[Collection entries]
——————
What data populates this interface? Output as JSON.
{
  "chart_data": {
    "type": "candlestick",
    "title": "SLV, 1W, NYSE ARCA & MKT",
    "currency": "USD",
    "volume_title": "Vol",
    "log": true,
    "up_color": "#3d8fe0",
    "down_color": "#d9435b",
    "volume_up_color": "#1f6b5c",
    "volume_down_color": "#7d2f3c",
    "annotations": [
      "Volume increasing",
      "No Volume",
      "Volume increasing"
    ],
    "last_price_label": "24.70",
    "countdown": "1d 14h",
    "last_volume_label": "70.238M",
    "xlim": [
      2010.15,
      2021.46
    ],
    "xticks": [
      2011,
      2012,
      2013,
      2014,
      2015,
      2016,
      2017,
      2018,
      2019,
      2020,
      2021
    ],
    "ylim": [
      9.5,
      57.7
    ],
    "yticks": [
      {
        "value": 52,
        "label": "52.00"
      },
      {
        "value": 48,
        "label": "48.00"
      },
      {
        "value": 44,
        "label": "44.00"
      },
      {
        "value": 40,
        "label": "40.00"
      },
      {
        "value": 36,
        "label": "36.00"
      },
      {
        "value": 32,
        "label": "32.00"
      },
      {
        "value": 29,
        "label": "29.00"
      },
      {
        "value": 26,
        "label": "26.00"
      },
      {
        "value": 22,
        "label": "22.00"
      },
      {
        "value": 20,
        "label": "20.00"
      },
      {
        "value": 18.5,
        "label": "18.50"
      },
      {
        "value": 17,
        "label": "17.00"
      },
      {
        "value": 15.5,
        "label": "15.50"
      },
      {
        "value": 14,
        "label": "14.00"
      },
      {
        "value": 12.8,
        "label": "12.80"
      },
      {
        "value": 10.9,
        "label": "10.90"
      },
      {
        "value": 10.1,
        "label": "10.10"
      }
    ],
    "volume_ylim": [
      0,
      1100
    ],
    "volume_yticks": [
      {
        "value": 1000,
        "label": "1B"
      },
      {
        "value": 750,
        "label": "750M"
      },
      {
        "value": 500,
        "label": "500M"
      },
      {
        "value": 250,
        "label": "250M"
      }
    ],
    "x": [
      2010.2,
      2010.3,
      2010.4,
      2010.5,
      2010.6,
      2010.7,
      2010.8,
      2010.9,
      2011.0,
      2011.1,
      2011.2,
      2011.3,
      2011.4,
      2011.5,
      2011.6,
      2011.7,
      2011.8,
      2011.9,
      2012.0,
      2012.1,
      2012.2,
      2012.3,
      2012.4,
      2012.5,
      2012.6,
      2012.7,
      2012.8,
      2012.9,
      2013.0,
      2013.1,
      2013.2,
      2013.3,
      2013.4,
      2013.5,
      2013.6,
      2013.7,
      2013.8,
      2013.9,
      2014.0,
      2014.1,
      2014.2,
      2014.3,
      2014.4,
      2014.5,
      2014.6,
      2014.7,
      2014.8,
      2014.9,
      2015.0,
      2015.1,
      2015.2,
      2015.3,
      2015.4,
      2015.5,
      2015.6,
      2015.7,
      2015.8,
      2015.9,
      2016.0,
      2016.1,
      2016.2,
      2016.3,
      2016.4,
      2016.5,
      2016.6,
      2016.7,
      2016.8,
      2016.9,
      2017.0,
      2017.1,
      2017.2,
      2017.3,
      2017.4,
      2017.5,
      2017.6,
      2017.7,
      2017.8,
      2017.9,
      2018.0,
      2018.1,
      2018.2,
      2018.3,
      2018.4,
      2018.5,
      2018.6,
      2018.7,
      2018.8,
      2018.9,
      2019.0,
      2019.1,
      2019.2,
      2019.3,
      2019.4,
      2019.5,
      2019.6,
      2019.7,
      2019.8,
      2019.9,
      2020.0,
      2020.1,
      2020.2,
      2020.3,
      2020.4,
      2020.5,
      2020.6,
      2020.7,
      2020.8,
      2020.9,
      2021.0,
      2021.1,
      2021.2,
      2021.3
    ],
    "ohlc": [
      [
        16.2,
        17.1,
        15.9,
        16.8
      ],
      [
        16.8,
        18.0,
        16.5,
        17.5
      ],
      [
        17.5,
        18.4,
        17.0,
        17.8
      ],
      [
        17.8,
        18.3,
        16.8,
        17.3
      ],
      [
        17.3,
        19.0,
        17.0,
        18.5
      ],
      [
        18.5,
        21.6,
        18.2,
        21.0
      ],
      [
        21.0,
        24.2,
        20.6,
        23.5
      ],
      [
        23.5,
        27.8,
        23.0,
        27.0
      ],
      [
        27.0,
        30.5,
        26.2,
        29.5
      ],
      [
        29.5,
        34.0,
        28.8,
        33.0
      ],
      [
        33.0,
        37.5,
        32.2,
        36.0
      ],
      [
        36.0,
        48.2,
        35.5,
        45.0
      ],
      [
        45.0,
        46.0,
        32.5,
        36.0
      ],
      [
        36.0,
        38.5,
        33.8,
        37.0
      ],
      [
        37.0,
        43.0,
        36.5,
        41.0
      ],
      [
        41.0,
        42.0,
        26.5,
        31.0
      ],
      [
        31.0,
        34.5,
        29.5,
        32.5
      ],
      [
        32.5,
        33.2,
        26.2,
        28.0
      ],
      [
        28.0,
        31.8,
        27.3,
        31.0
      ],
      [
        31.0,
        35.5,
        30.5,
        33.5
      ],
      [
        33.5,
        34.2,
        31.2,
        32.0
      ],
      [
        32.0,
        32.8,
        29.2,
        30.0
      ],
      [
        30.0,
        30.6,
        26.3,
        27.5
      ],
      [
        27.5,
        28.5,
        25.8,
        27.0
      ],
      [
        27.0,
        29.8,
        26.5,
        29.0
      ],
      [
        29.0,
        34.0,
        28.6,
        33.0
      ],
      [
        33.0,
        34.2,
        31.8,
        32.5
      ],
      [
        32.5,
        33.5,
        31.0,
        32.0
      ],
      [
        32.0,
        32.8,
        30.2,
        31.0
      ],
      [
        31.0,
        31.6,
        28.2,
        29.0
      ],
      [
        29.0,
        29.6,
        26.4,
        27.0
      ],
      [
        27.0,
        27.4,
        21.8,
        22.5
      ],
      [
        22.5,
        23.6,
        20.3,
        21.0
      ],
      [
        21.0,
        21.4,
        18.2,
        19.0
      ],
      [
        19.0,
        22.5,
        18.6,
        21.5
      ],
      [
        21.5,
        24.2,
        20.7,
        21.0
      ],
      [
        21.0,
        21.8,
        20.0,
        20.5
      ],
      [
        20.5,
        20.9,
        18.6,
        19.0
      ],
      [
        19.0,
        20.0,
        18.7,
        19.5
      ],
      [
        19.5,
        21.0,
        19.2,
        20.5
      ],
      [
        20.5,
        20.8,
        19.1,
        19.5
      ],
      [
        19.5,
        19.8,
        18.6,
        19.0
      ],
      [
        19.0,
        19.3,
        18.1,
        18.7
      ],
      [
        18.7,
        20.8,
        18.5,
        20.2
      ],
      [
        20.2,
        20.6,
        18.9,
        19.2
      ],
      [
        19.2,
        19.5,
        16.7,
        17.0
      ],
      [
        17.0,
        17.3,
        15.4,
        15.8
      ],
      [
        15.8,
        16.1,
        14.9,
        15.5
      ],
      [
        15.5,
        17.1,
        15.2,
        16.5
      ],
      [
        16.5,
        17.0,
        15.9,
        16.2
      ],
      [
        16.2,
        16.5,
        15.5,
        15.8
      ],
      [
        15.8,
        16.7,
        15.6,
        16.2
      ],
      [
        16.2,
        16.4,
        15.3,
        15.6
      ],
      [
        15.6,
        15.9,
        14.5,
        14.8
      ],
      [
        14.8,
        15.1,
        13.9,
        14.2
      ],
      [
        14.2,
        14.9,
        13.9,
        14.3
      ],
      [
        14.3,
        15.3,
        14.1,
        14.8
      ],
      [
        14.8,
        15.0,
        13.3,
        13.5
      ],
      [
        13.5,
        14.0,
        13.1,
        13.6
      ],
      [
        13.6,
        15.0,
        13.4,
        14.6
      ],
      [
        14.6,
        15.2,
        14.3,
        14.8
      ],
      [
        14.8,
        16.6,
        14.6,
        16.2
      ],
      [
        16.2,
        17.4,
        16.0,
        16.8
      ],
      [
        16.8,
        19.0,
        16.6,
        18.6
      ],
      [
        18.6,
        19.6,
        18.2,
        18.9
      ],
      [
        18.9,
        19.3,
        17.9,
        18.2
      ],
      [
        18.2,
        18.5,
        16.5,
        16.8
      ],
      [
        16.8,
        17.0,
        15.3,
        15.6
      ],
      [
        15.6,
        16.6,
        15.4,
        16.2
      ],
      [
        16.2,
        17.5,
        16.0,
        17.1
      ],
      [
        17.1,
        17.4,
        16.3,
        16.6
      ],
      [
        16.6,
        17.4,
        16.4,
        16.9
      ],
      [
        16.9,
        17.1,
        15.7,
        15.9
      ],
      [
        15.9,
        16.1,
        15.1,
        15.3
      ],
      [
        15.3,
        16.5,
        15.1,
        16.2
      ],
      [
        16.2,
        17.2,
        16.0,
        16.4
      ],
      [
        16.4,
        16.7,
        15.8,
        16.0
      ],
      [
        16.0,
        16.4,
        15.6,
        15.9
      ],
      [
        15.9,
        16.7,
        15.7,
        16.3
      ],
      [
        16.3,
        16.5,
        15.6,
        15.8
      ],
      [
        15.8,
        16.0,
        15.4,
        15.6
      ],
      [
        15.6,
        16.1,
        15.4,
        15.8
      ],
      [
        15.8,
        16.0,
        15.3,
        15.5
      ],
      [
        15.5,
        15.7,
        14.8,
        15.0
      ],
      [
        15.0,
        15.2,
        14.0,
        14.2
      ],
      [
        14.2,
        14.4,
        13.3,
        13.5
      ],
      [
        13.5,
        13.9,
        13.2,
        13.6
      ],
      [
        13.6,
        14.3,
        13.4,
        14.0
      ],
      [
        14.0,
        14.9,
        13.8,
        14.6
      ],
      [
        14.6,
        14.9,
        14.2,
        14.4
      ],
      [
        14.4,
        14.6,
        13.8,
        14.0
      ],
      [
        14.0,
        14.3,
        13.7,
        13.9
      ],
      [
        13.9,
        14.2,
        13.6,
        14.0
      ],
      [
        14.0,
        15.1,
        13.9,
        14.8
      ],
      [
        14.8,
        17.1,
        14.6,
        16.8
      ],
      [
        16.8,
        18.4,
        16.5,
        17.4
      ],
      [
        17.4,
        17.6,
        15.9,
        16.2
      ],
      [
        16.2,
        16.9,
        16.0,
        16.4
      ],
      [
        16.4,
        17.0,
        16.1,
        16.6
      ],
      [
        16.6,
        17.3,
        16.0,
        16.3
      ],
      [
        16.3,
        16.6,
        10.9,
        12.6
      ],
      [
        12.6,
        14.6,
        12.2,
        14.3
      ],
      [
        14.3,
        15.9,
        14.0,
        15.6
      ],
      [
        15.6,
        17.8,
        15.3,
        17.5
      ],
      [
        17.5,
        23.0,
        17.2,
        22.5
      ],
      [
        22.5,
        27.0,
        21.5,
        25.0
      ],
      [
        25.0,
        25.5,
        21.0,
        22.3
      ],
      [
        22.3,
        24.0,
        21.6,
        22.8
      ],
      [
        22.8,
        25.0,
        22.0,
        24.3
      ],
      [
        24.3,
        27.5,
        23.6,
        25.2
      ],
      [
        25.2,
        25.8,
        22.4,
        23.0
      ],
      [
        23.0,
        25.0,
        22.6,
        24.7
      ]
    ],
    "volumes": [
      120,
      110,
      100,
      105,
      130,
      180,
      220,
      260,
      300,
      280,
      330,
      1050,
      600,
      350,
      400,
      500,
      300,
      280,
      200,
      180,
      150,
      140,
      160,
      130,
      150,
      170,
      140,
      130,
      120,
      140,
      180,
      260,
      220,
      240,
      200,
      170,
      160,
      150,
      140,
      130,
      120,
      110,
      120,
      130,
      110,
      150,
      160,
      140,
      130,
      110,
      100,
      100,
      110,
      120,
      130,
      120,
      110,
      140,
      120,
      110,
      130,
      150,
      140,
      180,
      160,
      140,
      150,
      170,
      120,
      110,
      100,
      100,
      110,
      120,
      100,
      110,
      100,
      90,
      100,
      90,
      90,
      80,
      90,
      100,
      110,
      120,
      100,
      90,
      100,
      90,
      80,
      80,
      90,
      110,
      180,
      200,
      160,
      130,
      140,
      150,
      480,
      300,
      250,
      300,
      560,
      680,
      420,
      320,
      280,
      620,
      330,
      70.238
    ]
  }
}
——————
→ **Short task**: For each line above that contains the word "increasing", copy that line.

→ **Output**:
      "Volume increasing",
      "Volume increasing"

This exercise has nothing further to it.